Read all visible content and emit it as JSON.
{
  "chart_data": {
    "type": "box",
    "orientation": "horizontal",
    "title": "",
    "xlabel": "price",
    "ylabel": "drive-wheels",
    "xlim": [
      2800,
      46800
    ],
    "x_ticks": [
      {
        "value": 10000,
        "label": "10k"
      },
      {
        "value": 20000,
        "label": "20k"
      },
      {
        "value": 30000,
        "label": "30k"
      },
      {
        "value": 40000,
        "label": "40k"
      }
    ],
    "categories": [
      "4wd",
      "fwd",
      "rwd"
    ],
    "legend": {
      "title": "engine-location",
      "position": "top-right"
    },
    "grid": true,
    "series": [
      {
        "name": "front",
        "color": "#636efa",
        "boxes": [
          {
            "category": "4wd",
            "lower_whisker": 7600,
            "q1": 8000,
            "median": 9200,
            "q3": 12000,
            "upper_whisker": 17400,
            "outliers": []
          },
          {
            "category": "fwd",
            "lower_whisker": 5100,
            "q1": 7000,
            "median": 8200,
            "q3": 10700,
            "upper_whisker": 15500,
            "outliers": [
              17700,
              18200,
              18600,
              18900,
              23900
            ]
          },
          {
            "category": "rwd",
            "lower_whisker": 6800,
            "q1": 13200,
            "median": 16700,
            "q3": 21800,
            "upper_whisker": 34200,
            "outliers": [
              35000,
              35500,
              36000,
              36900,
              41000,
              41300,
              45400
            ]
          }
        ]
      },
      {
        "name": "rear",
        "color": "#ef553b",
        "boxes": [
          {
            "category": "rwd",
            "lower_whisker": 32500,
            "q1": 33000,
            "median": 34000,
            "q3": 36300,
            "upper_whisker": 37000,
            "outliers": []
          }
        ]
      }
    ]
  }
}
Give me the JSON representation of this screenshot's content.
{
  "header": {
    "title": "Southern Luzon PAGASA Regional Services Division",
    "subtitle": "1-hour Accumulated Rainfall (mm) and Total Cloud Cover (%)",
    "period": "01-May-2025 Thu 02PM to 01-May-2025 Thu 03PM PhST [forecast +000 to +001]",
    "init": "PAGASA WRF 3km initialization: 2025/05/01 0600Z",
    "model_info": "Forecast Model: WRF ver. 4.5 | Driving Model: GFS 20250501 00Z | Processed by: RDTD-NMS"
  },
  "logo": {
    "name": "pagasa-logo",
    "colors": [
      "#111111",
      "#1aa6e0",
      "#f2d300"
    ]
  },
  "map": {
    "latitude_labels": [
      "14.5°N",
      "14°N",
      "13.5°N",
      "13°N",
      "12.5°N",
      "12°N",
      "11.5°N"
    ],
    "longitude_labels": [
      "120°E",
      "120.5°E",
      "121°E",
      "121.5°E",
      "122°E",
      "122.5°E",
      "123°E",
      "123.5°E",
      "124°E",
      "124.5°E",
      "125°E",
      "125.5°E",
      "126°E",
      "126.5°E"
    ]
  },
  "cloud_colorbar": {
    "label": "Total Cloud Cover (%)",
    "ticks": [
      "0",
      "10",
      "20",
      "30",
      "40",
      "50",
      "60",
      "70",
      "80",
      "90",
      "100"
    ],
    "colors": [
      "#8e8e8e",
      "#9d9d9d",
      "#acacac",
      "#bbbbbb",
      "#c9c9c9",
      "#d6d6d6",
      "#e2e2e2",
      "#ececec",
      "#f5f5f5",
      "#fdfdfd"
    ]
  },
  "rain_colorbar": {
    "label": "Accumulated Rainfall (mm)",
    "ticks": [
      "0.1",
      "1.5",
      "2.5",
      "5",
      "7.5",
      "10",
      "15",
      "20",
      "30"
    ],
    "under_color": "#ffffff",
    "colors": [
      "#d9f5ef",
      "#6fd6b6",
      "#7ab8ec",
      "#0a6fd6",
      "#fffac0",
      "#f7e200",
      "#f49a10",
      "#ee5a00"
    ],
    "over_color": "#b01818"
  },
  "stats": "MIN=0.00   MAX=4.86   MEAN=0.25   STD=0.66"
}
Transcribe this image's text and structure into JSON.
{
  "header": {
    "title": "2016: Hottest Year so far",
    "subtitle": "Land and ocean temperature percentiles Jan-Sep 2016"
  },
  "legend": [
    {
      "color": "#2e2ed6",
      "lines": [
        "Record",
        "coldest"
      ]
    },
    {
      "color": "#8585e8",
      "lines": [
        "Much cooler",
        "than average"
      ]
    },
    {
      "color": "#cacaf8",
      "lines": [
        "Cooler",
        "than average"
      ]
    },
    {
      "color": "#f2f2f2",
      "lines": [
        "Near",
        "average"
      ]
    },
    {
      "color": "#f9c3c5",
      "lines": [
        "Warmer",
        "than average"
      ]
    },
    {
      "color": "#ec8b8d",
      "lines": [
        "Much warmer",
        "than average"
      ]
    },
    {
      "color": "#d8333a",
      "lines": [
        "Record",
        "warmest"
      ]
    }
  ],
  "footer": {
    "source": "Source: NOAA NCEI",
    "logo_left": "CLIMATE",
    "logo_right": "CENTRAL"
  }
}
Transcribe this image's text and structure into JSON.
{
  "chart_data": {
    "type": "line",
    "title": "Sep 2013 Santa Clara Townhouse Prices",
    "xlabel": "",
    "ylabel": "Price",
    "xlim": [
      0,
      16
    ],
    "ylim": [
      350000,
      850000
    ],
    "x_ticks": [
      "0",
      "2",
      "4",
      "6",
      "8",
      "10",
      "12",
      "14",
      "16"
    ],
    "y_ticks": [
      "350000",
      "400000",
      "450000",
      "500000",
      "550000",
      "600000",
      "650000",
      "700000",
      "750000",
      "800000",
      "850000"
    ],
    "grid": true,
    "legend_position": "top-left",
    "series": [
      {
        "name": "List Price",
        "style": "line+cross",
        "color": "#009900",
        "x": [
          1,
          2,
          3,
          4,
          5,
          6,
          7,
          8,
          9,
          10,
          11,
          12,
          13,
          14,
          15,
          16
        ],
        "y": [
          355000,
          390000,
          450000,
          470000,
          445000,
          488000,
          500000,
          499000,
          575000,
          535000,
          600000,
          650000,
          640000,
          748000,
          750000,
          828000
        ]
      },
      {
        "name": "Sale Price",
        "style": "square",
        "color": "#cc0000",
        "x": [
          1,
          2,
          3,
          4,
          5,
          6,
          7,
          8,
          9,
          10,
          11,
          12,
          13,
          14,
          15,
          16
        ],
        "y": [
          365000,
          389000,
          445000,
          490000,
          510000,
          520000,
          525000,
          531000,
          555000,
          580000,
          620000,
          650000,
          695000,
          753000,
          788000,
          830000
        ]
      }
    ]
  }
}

THE EXERCISE: What is needed here is an exact reproduction of all the entries.

FINAL RESULT:
Read all visible content and emit it as JSON.
{
  "chart_data": {
    "type": "box",
    "orientation": "horizontal",
    "title": "",
    "xlabel": "price",
    "ylabel": "drive-wheels",
    "xlim": [
      2800,
      46800
    ],
    "x_ticks": [
      {
        "value": 10000,
        "label": "10k"
      },
      {
        "value": 20000,
        "label": "20k"
      },
      {
        "value": 30000,
        "label": "30k"
      },
      {
        "value": 40000,
        "label": "40k"
      }
    ],
    "categories": [
      "4wd",
      "fwd",
      "rwd"
    ],
    "legend": {
      "title": "engine-location",
      "position": "top-right"
    },
    "grid": true,
    "series": [
      {
        "name": "front",
        "color": "#636efa",
        "boxes": [
          {
            "category": "4wd",
            "lower_whisker": 7600,
            "q1": 8000,
            "median": 9200,
            "q3": 12000,
            "upper_whisker": 17400,
            "outliers": []
          },
          {
            "category": "fwd",
            "lower_whisker": 5100,
            "q1": 7000,
            "median": 8200,
            "q3": 10700,
            "upper_whisker": 15500,
            "outliers": [
              17700,
              18200,
              18600,
              18900,
              23900
            ]
          },
          {
            "category": "rwd",
            "lower_whisker": 6800,
            "q1": 13200,
            "median": 16700,
            "q3": 21800,
            "upper_whisker": 34200,
            "outliers": [
              35000,
              35500,
              36000,
              36900,
              41000,
              41300,
              45400
            ]
          }
        ]
      },
      {
        "name": "rear",
        "color": "#ef553b",
        "boxes": [
          {
            "category": "rwd",
            "lower_whisker": 32500,
            "q1": 33000,
            "median": 34000,
            "q3": 36300,
            "upper_whisker": 37000,
            "outliers": []
          }
        ]
      }
    ]
  }
}
Give me the JSON representation of this screenshot's content.
{
  "header": {
    "title": "Southern Luzon PAGASA Regional Services Division",
    "subtitle": "1-hour Accumulated Rainfall (mm) and Total Cloud Cover (%)",
    "period": "01-May-2025 Thu 02PM to 01-May-2025 Thu 03PM PhST [forecast +000 to +001]",
    "init": "PAGASA WRF 3km initialization: 2025/05/01 0600Z",
    "model_info": "Forecast Model: WRF ver. 4.5 | Driving Model: GFS 20250501 00Z | Processed by: RDTD-NMS"
  },
  "logo": {
    "name": "pagasa-logo",
    "colors": [
      "#111111",
      "#1aa6e0",
      "#f2d300"
    ]
  },
  "map": {
    "latitude_labels": [
      "14.5°N",
      "14°N",
      "13.5°N",
      "13°N",
      "12.5°N",
      "12°N",
      "11.5°N"
    ],
    "longitude_labels": [
      "120°E",
      "120.5°E",
      "121°E",
      "121.5°E",
      "122°E",
      "122.5°E",
      "123°E",
      "123.5°E",
      "124°E",
      "124.5°E",
      "125°E",
      "125.5°E",
      "126°E",
      "126.5°E"
    ]
  },
  "cloud_colorbar": {
    "label": "Total Cloud Cover (%)",
    "ticks": [
      "0",
      "10",
      "20",
      "30",
      "40",
      "50",
      "60",
      "70",
      "80",
      "90",
      "100"
    ],
    "colors": [
      "#8e8e8e",
      "#9d9d9d",
      "#acacac",
      "#bbbbbb",
      "#c9c9c9",
      "#d6d6d6",
      "#e2e2e2",
      "#ececec",
      "#f5f5f5",
      "#fdfdfd"
    ]
  },
  "rain_colorbar": {
    "label": "Accumulated Rainfall (mm)",
    "ticks": [
      "0.1",
      "1.5",
      "2.5",
      "5",
      "7.5",
      "10",
      "15",
      "20",
      "30"
    ],
    "under_color": "#ffffff",
    "colors": [
      "#d9f5ef",
      "#6fd6b6",
      "#7ab8ec",
      "#0a6fd6",
      "#fffac0",
      "#f7e200",
      "#f49a10",
      "#ee5a00"
    ],
    "over_color": "#b01818"
  },
  "stats": "MIN=0.00   MAX=4.86   MEAN=0.25   STD=0.66"
}
Transcribe this image's text and structure into JSON.
{
  "header": {
    "title": "2016: Hottest Year so far",
    "subtitle": "Land and ocean temperature percentiles Jan-Sep 2016"
  },
  "legend": [
    {
      "color": "#2e2ed6",
      "lines": [
        "Record",
        "coldest"
      ]
    },
    {
      "color": "#8585e8",
      "lines": [
        "Much cooler",
        "than average"
      ]
    },
    {
      "color": "#cacaf8",
      "lines": [
        "Cooler",
        "than average"
      ]
    },
    {
      "color": "#f2f2f2",
      "lines": [
        "Near",
        "average"
      ]
    },
    {
      "color": "#f9c3c5",
      "lines": [
        "Warmer",
        "than average"
      ]
    },
    {
      "color": "#ec8b8d",
      "lines": [
        "Much warmer",
        "than average"
      ]
    },
    {
      "color": "#d8333a",
      "lines": [
        "Record",
        "warmest"
      ]
    }
  ],
  "footer": {
    "source": "Source: NOAA NCEI",
    "logo_left": "CLIMATE",
    "logo_right": "CENTRAL"
  }
}
Transcribe this image's text and structure into JSON.
{
  "chart_data": {
    "type": "line",
    "title": "Sep 2013 Santa Clara Townhouse Prices",
    "xlabel": "",
    "ylabel": "Price",
    "xlim": [
      0,
      16
    ],
    "ylim": [
      350000,
      850000
    ],
    "x_ticks": [
      "0",
      "2",
      "4",
      "6",
      "8",
      "10",
      "12",
      "14",
      "16"
    ],
    "y_ticks": [
      "350000",
      "400000",
      "450000",
      "500000",
      "550000",
      "600000",
      "650000",
      "700000",
      "750000",
      "800000",
      "850000"
    ],
    "grid": true,
    "legend_position": "top-left",
    "series": [
      {
        "name": "List Price",
        "style": "line+cross",
        "color": "#009900",
        "x": [
          1,
          2,
          3,
          4,
          5,
          6,
          7,
          8,
          9,
          10,
          11,
          12,
          13,
          14,
          15,
          16
        ],
        "y": [
          355000,
          390000,
          450000,
          470000,
          445000,
          488000,
          500000,
          499000,
          575000,
          535000,
          600000,
          650000,
          640000,
          748000,
          750000,
          828000
        ]
      },
      {
        "name": "Sale Price",
        "style": "square",
        "color": "#cc0000",
        "x": [
          1,
          2,
          3,
          4,
          5,
          6,
          7,
          8,
          9,
          10,
          11,
          12,
          13,
          14,
          15,
          16
        ],
        "y": [
          365000,
          389000,
          445000,
          490000,
          510000,
          520000,
          525000,
          531000,
          555000,
          580000,
          620000,
          650000,
          695000,
          753000,
          788000,
          830000
        ]
      }
    ]
  }
}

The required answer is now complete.